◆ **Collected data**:
— BEGIN —

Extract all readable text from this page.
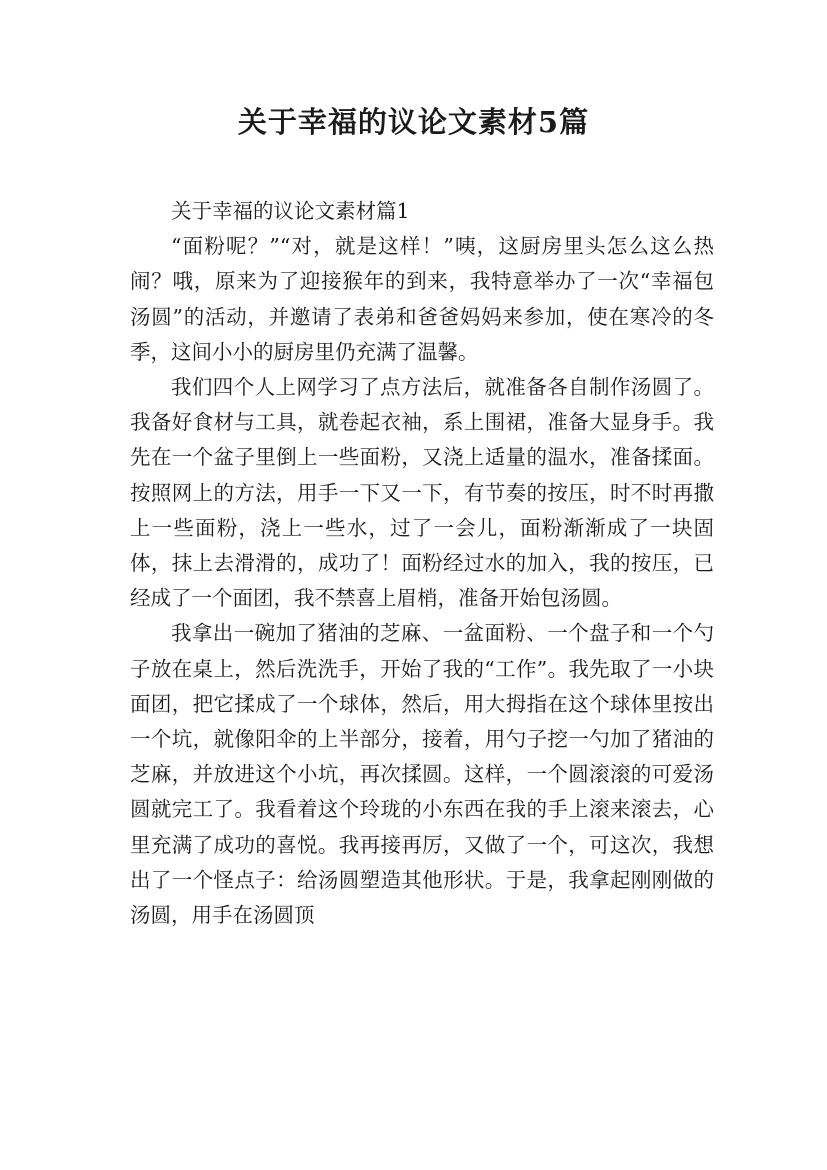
关于幸福的议论文素材5篇

关于幸福的议论文素材篇1

“面粉呢？”“对，就是这样！”咦，这厨房里头怎么这么热闹？哦，原来为了迎接猴年的到来，我特意举办了一次“幸福包汤圆”的活动，并邀请了表弟和爸爸妈妈来参加，使在寒冷的冬季，这间小小的厨房里仍充满了温馨。

我们四个人上网学习了点方法后，就准备各自制作汤圆了。我备好食材与工具，就卷起衣袖，系上围裙，准备大显身手。我先在一个盆子里倒上一些面粉，又浇上适量的温水，准备揉面。按照网上的方法，用手一下又一下，有节奏的按压，时不时再撒上一些面粉，浇上一些水，过了一会儿，面粉渐渐成了一块固体，抹上去滑滑的，成功了！面粉经过水的加入，我的按压，已经成了一个面团，我不禁喜上眉梢，准备开始包汤圆。

我拿出一碗加了猪油的芝麻、一盆面粉、一个盘子和一个勺子放在桌上，然后洗洗手，开始了我的“工作”。我先取了一小块面团，把它揉成了一个球体，然后，用大拇指在这个球体里按出一个坑，就像阳伞的上半部分，接着，用勺子挖一勺加了猪油的芝麻，并放进这个小坑，再次揉圆。这样，一个圆滚滚的可爱汤圆就完工了。我看着这个玲珑的小东西在我的手上滚来滚去，心里充满了成功的喜悦。我再接再厉，又做了一个，可这次，我想出了一个怪点子：给汤圆塑造其他形状。于是，我拿起刚刚做的汤圆，用手在汤圆顶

— END —

◆ **Directive**: Reproduce the entries above exactly. Do not include the images.

◆ **Exercise answer**:
Extract all readable text from this page.
关于幸福的议论文素材5篇

关于幸福的议论文素材篇1

“面粉呢？”“对，就是这样！”咦，这厨房里头怎么这么热闹？哦，原来为了迎接猴年的到来，我特意举办了一次“幸福包汤圆”的活动，并邀请了表弟和爸爸妈妈来参加，使在寒冷的冬季，这间小小的厨房里仍充满了温馨。

我们四个人上网学习了点方法后，就准备各自制作汤圆了。我备好食材与工具，就卷起衣袖，系上围裙，准备大显身手。我先在一个盆子里倒上一些面粉，又浇上适量的温水，准备揉面。按照网上的方法，用手一下又一下，有节奏的按压，时不时再撒上一些面粉，浇上一些水，过了一会儿，面粉渐渐成了一块固体，抹上去滑滑的，成功了！面粉经过水的加入，我的按压，已经成了一个面团，我不禁喜上眉梢，准备开始包汤圆。

我拿出一碗加了猪油的芝麻、一盆面粉、一个盘子和一个勺子放在桌上，然后洗洗手，开始了我的“工作”。我先取了一小块面团，把它揉成了一个球体，然后，用大拇指在这个球体里按出一个坑，就像阳伞的上半部分，接着，用勺子挖一勺加了猪油的芝麻，并放进这个小坑，再次揉圆。这样，一个圆滚滚的可爱汤圆就完工了。我看着这个玲珑的小东西在我的手上滚来滚去，心里充满了成功的喜悦。我再接再厉，又做了一个，可这次，我想出了一个怪点子：给汤圆塑造其他形状。于是，我拿起刚刚做的汤圆，用手在汤圆顶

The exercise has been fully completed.